_Do this_: Omit images. Retype all entries verbatim.

_Data extract_:
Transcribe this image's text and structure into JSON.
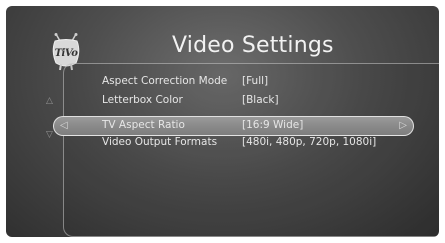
{
  "header": {
    "logo_text": "TiVo",
    "title": "Video Settings"
  },
  "settings": [
    {
      "label": "Aspect Correction Mode",
      "value": "[Full]"
    },
    {
      "label": "Letterbox Color",
      "value": "[Black]"
    },
    {
      "label": "TV Aspect Ratio",
      "value": "[16:9 Wide]"
    },
    {
      "label": "Video Output Formats",
      "value": "[480i, 480p, 720p, 1080i]"
    }
  ],
  "selected_index": 2,
  "icons": {
    "up": "up-arrow-icon",
    "down": "down-arrow-icon",
    "left": "left-arrow-icon",
    "right": "right-arrow-icon"
  },
  "colors": {
    "background": "#4e4e4e",
    "text": "#e6e6e6",
    "title": "#f2f2f2",
    "highlight": "#8a8a8a"
  }
}
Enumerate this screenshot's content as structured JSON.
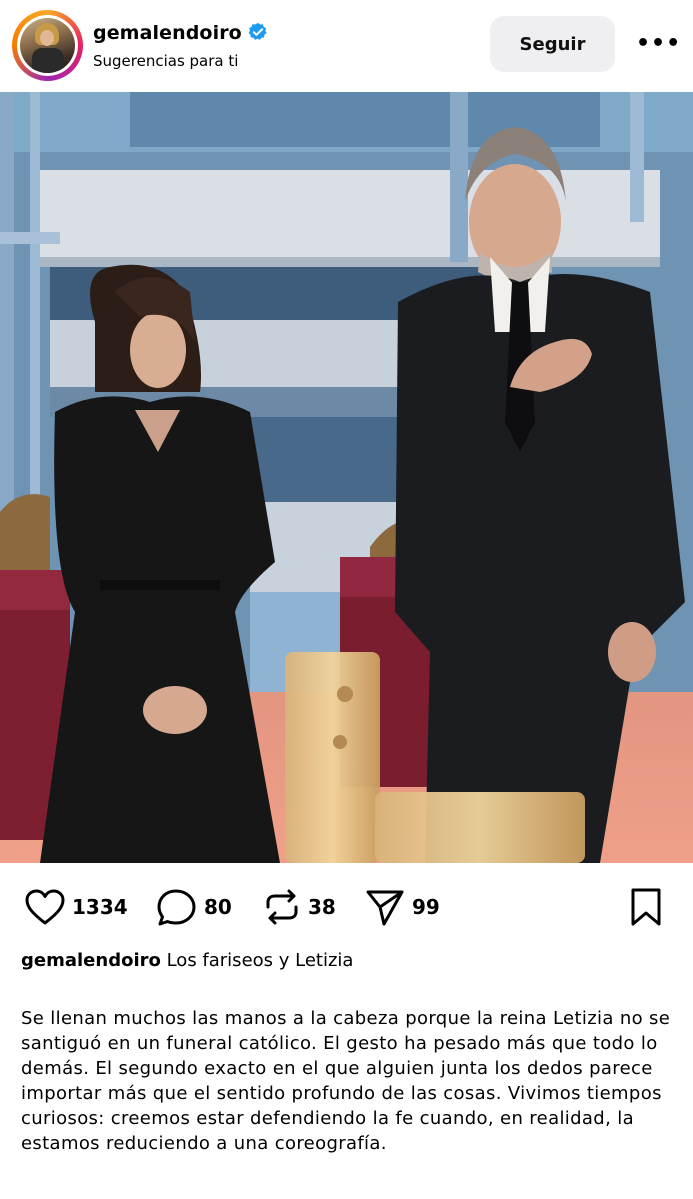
{
  "header": {
    "username": "gemalendoiro",
    "subtitle": "Sugerencias para ti",
    "follow_label": "Seguir",
    "more_label": "•••"
  },
  "actions": {
    "likes": "1334",
    "comments": "80",
    "reposts": "38",
    "shares": "99"
  },
  "caption": {
    "username": "gemalendoiro",
    "title": "Los fariseos y Letizia"
  },
  "body": "Se llenan muchos las manos a la cabeza porque la reina Letizia no se santiguó en un funeral católico. El gesto ha pesado más que todo lo demás. El segundo exacto en el que alguien junta los dedos parece importar más que el sentido profundo de las cosas. Vivimos tiempos curiosos: creemos estar defendiendo la fe cuando, en realidad, la estamos reduciendo a una coreografía.",
  "icons": [
    "verified-icon",
    "heart-icon",
    "comment-icon",
    "repost-icon",
    "share-icon",
    "bookmark-icon",
    "more-icon"
  ],
  "colors": {
    "verified": "#1d9bf0",
    "follow_bg": "#efeff1"
  }
}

_Response to the exercise_:
Transcribe this image's text and structure into JSON.
{
  "header": {
    "logo_text": "TiVo",
    "title": "Video Settings"
  },
  "settings": [
    {
      "label": "Aspect Correction Mode",
      "value": "[Full]"
    },
    {
      "label": "Letterbox Color",
      "value": "[Black]"
    },
    {
      "label": "TV Aspect Ratio",
      "value": "[16:9 Wide]"
    },
    {
      "label": "Video Output Formats",
      "value": "[480i, 480p, 720p, 1080i]"
    }
  ],
  "selected_index": 2,
  "icons": {
    "up": "up-arrow-icon",
    "down": "down-arrow-icon",
    "left": "left-arrow-icon",
    "right": "right-arrow-icon"
  },
  "colors": {
    "background": "#4e4e4e",
    "text": "#e6e6e6",
    "title": "#f2f2f2",
    "highlight": "#8a8a8a"
  }
}
Enumerate this screenshot's content as structured JSON.
{
  "header": {
    "username": "gemalendoiro",
    "subtitle": "Sugerencias para ti",
    "follow_label": "Seguir",
    "more_label": "•••"
  },
  "actions": {
    "likes": "1334",
    "comments": "80",
    "reposts": "38",
    "shares": "99"
  },
  "caption": {
    "username": "gemalendoiro",
    "title": "Los fariseos y Letizia"
  },
  "body": "Se llenan muchos las manos a la cabeza porque la reina Letizia no se santiguó en un funeral católico. El gesto ha pesado más que todo lo demás. El segundo exacto en el que alguien junta los dedos parece importar más que el sentido profundo de las cosas. Vivimos tiempos curiosos: creemos estar defendiendo la fe cuando, en realidad, la estamos reduciendo a una coreografía.",
  "icons": [
    "verified-icon",
    "heart-icon",
    "comment-icon",
    "repost-icon",
    "share-icon",
    "bookmark-icon",
    "more-icon"
  ],
  "colors": {
    "verified": "#1d9bf0",
    "follow_bg": "#efeff1"
  }
}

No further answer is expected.